- _Exercise task_:
Examine the entries below, count the lines holding the string "Extract", and respond with the number only.
______________________________
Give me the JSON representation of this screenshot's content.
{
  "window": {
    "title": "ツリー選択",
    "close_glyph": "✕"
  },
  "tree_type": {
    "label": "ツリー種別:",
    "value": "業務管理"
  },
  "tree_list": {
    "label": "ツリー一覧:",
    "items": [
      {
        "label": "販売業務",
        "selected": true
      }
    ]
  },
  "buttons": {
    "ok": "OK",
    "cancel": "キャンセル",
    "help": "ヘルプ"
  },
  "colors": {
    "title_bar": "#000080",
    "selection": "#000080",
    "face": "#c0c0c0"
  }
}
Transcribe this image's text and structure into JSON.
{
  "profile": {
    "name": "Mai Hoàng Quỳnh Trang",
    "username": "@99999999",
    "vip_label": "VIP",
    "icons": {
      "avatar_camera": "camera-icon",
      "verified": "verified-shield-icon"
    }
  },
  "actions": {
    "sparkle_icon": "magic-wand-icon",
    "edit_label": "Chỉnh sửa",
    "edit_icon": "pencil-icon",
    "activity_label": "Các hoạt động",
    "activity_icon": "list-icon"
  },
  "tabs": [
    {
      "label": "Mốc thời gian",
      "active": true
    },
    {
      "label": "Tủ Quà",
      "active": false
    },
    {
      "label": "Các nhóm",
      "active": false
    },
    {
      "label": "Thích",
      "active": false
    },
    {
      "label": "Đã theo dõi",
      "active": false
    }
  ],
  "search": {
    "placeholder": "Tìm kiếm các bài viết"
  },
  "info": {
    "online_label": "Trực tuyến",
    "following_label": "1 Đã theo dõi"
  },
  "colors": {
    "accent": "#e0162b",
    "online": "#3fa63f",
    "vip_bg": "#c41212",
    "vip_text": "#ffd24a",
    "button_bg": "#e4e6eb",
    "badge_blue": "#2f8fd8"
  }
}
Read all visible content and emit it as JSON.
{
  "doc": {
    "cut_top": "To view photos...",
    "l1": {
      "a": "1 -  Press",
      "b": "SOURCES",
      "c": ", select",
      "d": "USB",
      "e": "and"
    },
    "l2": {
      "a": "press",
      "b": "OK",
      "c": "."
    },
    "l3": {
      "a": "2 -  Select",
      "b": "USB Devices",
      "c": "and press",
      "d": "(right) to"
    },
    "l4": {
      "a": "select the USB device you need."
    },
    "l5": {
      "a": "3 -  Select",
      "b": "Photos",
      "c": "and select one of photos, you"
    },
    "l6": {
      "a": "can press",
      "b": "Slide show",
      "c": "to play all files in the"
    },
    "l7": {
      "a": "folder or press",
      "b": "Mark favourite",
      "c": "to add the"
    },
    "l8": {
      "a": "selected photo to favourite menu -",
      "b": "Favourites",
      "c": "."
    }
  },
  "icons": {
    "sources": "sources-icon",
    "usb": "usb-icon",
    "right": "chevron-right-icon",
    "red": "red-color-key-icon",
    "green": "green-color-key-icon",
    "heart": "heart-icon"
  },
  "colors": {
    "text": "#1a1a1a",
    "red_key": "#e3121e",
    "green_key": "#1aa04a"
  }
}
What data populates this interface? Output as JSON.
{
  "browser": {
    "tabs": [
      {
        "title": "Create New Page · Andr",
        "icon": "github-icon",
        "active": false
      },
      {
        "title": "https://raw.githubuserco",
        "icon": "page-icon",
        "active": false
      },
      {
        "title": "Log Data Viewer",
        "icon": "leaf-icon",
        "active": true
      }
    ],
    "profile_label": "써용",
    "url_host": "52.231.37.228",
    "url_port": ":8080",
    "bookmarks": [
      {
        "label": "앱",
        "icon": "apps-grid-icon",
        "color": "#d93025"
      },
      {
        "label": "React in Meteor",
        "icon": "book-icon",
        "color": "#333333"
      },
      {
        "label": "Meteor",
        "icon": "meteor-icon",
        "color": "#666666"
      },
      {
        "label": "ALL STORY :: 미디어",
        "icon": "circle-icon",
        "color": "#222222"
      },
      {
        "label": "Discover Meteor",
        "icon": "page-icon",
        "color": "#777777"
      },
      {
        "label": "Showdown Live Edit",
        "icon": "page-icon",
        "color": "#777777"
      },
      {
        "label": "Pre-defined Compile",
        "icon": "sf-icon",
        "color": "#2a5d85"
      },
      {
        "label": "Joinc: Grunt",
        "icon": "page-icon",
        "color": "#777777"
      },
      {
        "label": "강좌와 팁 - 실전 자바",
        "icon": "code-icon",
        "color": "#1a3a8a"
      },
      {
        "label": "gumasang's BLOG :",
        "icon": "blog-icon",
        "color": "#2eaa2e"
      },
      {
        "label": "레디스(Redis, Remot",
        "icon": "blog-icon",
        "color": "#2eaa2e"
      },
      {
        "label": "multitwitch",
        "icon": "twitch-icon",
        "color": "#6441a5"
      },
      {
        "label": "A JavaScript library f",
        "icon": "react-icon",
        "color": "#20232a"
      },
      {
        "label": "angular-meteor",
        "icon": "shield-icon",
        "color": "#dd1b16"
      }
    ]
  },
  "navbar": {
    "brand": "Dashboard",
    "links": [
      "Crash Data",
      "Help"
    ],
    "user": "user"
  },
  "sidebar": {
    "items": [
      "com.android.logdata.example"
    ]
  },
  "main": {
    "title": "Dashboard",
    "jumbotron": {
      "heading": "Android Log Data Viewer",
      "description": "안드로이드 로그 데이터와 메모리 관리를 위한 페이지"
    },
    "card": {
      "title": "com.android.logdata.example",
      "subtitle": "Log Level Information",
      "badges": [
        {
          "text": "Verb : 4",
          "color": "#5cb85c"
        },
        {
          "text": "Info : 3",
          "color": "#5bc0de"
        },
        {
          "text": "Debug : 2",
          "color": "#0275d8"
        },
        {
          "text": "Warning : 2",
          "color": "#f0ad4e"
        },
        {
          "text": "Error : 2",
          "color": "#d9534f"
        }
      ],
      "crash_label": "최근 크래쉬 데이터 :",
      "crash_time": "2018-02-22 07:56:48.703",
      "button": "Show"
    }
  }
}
______________________________
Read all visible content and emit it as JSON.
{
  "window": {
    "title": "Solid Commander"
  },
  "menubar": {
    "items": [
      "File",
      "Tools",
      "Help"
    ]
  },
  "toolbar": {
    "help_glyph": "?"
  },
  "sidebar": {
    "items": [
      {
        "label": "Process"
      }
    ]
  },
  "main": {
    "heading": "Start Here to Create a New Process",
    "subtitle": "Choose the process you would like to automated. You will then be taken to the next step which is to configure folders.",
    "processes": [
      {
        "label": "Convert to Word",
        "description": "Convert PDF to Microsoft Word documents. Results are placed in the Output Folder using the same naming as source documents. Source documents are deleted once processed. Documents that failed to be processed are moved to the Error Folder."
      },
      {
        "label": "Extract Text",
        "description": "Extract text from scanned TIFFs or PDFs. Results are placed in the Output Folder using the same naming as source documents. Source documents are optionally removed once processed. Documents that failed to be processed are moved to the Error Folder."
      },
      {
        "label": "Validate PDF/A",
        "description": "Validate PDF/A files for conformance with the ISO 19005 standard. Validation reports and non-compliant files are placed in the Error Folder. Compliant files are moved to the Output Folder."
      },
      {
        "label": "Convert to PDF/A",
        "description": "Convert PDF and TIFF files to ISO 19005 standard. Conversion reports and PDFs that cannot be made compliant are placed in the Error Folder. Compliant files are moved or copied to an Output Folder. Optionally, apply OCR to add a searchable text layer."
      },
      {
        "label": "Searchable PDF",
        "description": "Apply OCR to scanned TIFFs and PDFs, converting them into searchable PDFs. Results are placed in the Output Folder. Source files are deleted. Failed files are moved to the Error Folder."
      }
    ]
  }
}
______________________________
- _Right answer_:
2